* Extracted data entries *
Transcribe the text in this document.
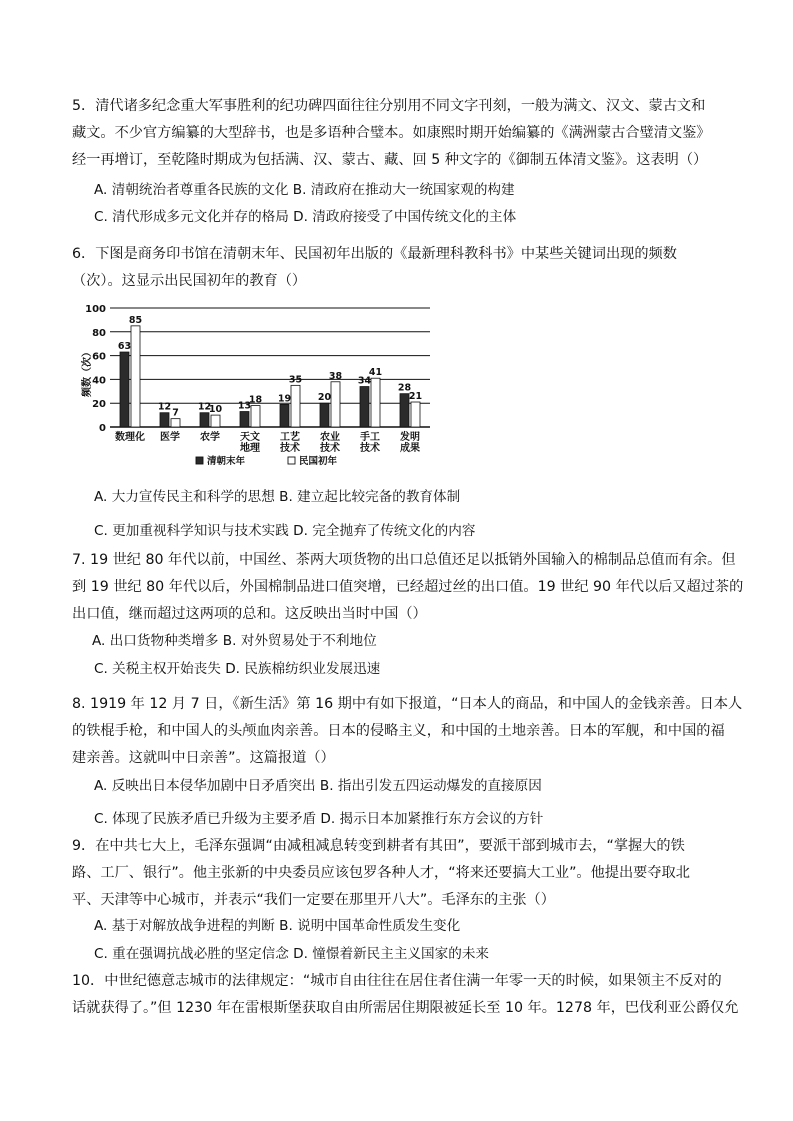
5．清代诸多纪念重大军事胜利的纪功碑四面往往分别用不同文字刊刻，一般为满文、汉文、蒙古文和
藏文。不少官方编纂的大型辞书，也是多语种合璧本。如康熙时期开始编纂的《满洲蒙古合璧清文鉴》
经一再增订，至乾隆时期成为包括满、汉、蒙古、藏、回 5 种文字的《御制五体清文鉴》。这表明（）
A. 清朝统治者尊重各民族的文化 B. 清政府在推动大一统国家观的构建
C. 清代形成多元文化并存的格局 D. 清政府接受了中国传统文化的主体
6．下图是商务印书馆在清朝末年、民国初年出版的《最新理科教科书》中某些关键词出现的频数
（次）。这显示出民国初年的教育（）
频数（次）
0
20
40
60
80
100
63
85
12
7
12
10 13
18 19
35
20
38 34
41
28
21
数理化 医学 农学 天文
地理
工艺
技术
农业
技术
手工
技术
发明
成果
清朝末年	民国初年
A. 大力宣传民主和科学的思想 B. 建立起比较完备的教育体制
C. 更加重视科学知识与技术实践 D. 完全抛弃了传统文化的内容
7. 19 世纪 80 年代以前，中国丝、茶两大项货物的出口总值还足以抵销外国输入的棉制品总值而有余。但
到 19 世纪 80 年代以后，外国棉制品进口值突增，已经超过丝的出口值。19 世纪 90 年代以后又超过茶的
出口值，继而超过这两项的总和。这反映出当时中国（）
A. 出口货物种类增多 B. 对外贸易处于不利地位
C. 关税主权开始丧失 D. 民族棉纺织业发展迅速
8. 1919 年 12 月 7 日，《新生活》第 16 期中有如下报道，“日本人的商品，和中国人的金钱亲善。日本人
的铁棍手枪，和中国人的头颅血肉亲善。日本的侵略主义，和中国的土地亲善。日本的军舰，和中国的福
建亲善。这就叫中日亲善”。这篇报道（）
A. 反映出日本侵华加剧中日矛盾突出 B. 指出引发五四运动爆发的直接原因
C. 体现了民族矛盾已升级为主要矛盾 D. 揭示日本加紧推行东方会议的方针
9．在中共七大上，毛泽东强调“由减租减息转变到耕者有其田”，要派干部到城市去，“掌握大的铁
路、工厂、银行”。他主张新的中央委员应该包罗各种人才，“将来还要搞大工业”。他提出要夺取北
平、天津等中心城市，并表示“我们一定要在那里开八大”。毛泽东的主张（）
A. 基于对解放战争进程的判断 B. 说明中国革命性质发生变化
C. 重在强调抗战必胜的坚定信念 D. 憧憬着新民主主义国家的未来
10．中世纪德意志城市的法律规定：“城市自由往往在居住者住满一年零一天的时候，如果领主不反对的
话就获得了。”但 1230 年在雷根斯堡获取自由所需居住期限被延长至 10 年。1278 年，巴伐利亚公爵仅允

* Work required *
Your copy should match the records word for word, with the pictures removed.

* Completed task *
Transcribe the text in this document.
5．清代诸多纪念重大军事胜利的纪功碑四面往往分别用不同文字刊刻，一般为满文、汉文、蒙古文和
藏文。不少官方编纂的大型辞书，也是多语种合璧本。如康熙时期开始编纂的《满洲蒙古合璧清文鉴》
经一再增订，至乾隆时期成为包括满、汉、蒙古、藏、回 5 种文字的《御制五体清文鉴》。这表明（）
A. 清朝统治者尊重各民族的文化 B. 清政府在推动大一统国家观的构建
C. 清代形成多元文化并存的格局 D. 清政府接受了中国传统文化的主体
6．下图是商务印书馆在清朝末年、民国初年出版的《最新理科教科书》中某些关键词出现的频数
（次）。这显示出民国初年的教育（）
频数（次）
0
20
40
60
80
100
63
85
12
7
12
10 13
18 19
35
20
38 34
41
28
21
数理化 医学 农学 天文
地理
工艺
技术
农业
技术
手工
技术
发明
成果
清朝末年	民国初年
A. 大力宣传民主和科学的思想 B. 建立起比较完备的教育体制
C. 更加重视科学知识与技术实践 D. 完全抛弃了传统文化的内容
7. 19 世纪 80 年代以前，中国丝、茶两大项货物的出口总值还足以抵销外国输入的棉制品总值而有余。但
到 19 世纪 80 年代以后，外国棉制品进口值突增，已经超过丝的出口值。19 世纪 90 年代以后又超过茶的
出口值，继而超过这两项的总和。这反映出当时中国（）
A. 出口货物种类增多 B. 对外贸易处于不利地位
C. 关税主权开始丧失 D. 民族棉纺织业发展迅速
8. 1919 年 12 月 7 日，《新生活》第 16 期中有如下报道，“日本人的商品，和中国人的金钱亲善。日本人
的铁棍手枪，和中国人的头颅血肉亲善。日本的侵略主义，和中国的土地亲善。日本的军舰，和中国的福
建亲善。这就叫中日亲善”。这篇报道（）
A. 反映出日本侵华加剧中日矛盾突出 B. 指出引发五四运动爆发的直接原因
C. 体现了民族矛盾已升级为主要矛盾 D. 揭示日本加紧推行东方会议的方针
9．在中共七大上，毛泽东强调“由减租减息转变到耕者有其田”，要派干部到城市去，“掌握大的铁
路、工厂、银行”。他主张新的中央委员应该包罗各种人才，“将来还要搞大工业”。他提出要夺取北
平、天津等中心城市，并表示“我们一定要在那里开八大”。毛泽东的主张（）
A. 基于对解放战争进程的判断 B. 说明中国革命性质发生变化
C. 重在强调抗战必胜的坚定信念 D. 憧憬着新民主主义国家的未来
10．中世纪德意志城市的法律规定：“城市自由往往在居住者住满一年零一天的时候，如果领主不反对的
话就获得了。”但 1230 年在雷根斯堡获取自由所需居住期限被延长至 10 年。1278 年，巴伐利亚公爵仅允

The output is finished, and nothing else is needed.